▶ [Excerpted data]:

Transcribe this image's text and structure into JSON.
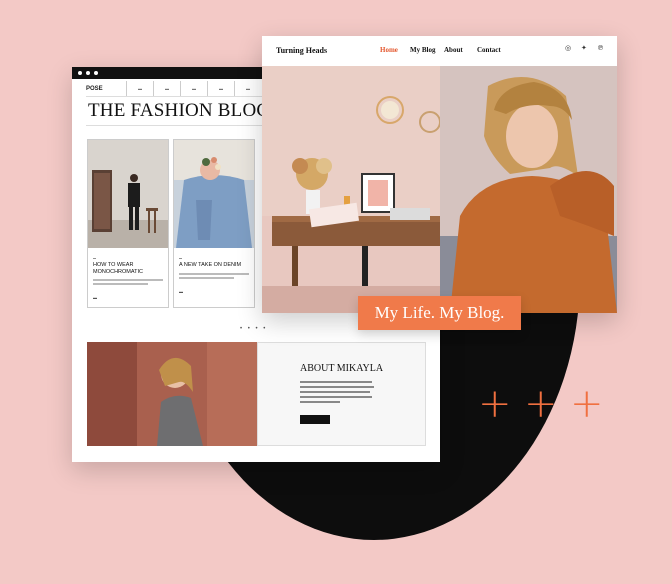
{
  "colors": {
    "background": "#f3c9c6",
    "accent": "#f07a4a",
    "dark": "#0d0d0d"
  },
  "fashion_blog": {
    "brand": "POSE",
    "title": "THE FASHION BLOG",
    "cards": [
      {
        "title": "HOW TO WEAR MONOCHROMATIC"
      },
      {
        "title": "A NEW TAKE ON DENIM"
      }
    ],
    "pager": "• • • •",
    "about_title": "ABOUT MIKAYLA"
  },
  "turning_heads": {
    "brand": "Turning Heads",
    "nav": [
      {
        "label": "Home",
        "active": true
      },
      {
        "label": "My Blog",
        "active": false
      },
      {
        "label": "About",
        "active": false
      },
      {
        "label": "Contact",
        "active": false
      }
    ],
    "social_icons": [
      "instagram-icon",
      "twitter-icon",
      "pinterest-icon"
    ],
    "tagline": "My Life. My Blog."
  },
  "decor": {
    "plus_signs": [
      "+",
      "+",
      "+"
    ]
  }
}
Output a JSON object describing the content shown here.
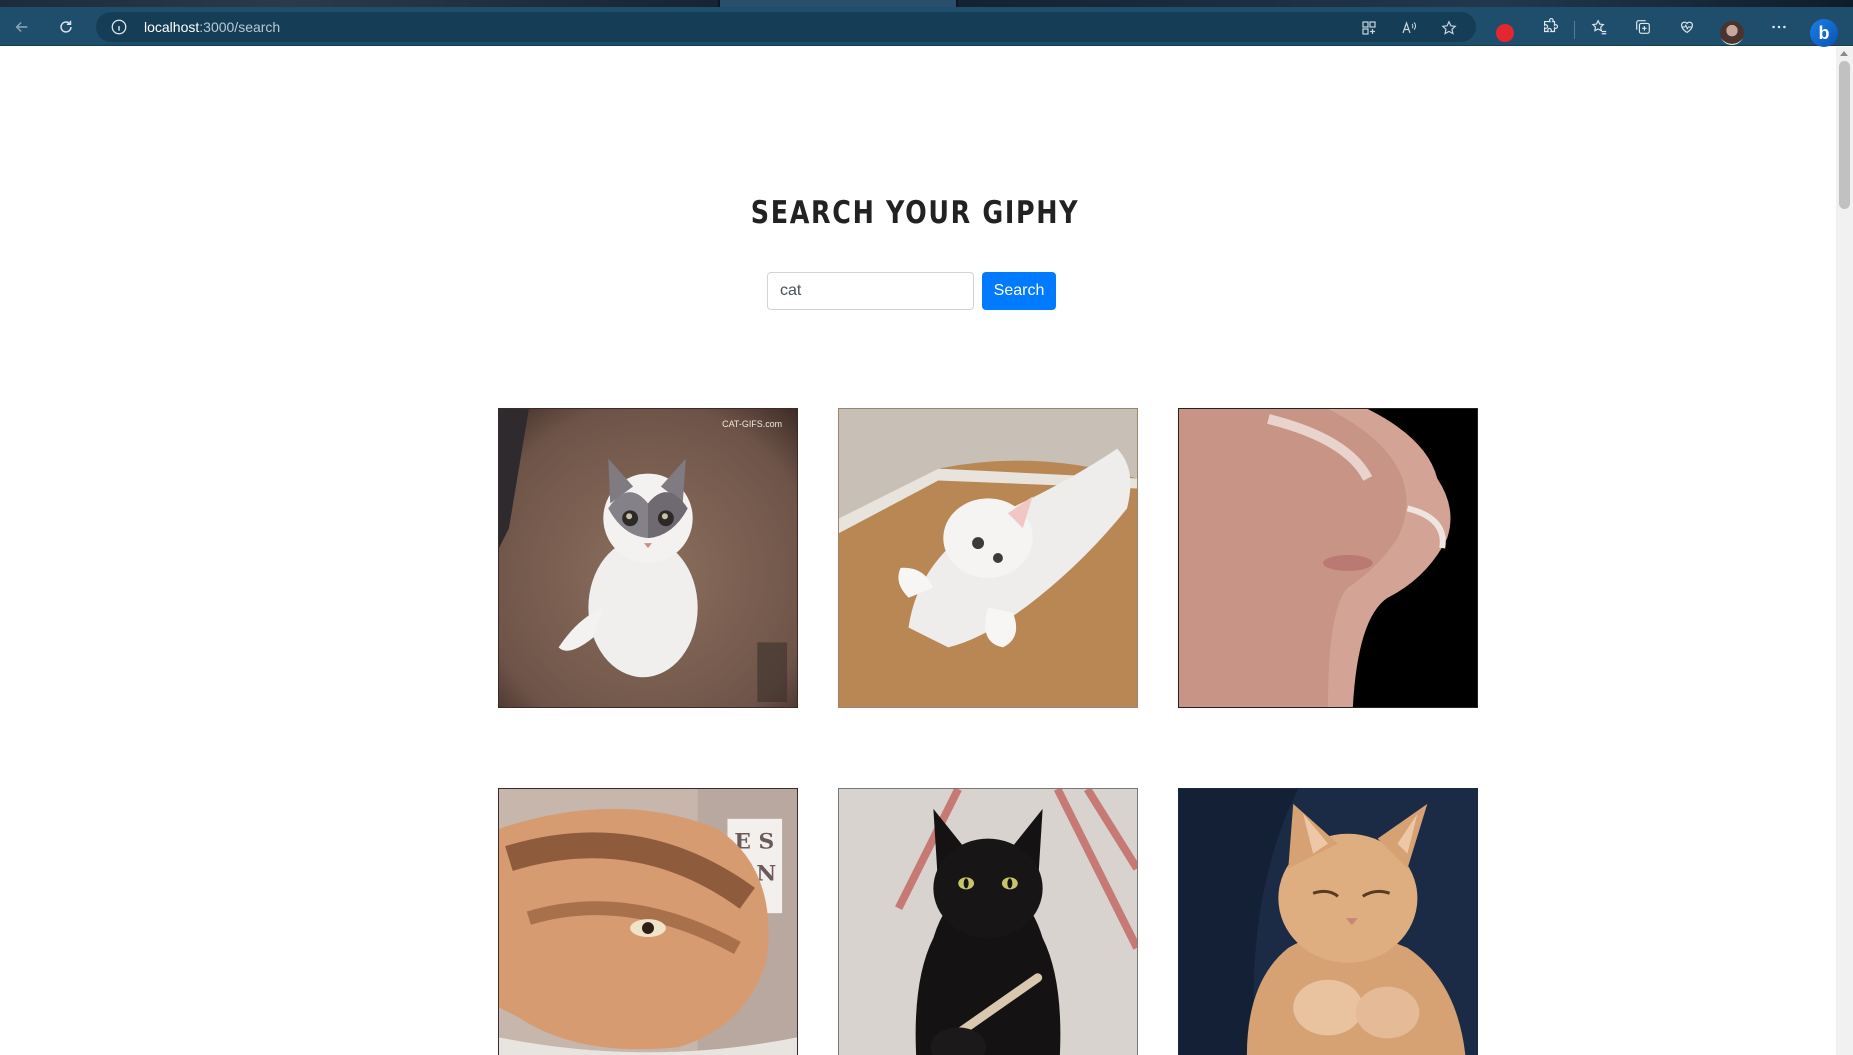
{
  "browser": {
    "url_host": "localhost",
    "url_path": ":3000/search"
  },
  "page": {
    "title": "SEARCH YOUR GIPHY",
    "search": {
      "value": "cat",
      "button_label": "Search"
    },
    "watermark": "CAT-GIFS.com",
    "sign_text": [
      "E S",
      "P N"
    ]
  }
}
--
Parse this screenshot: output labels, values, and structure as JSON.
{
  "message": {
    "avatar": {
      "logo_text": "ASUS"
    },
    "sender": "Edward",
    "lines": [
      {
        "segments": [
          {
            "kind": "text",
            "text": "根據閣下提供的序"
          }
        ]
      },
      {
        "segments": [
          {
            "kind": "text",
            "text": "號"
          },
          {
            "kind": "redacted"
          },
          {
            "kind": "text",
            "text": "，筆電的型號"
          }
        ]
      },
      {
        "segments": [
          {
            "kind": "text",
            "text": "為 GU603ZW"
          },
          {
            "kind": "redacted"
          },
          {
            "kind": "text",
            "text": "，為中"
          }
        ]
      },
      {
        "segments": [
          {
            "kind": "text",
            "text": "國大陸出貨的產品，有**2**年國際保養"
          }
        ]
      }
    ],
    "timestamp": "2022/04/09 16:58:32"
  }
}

▶ [What to produce]: Identify each line of the material where the word "structure" shows up, and copy it.

▶ [Exercise solution]:
Transcribe this image's text and structure into JSON.
Parse this screenshot: output labels, values, and structure as JSON.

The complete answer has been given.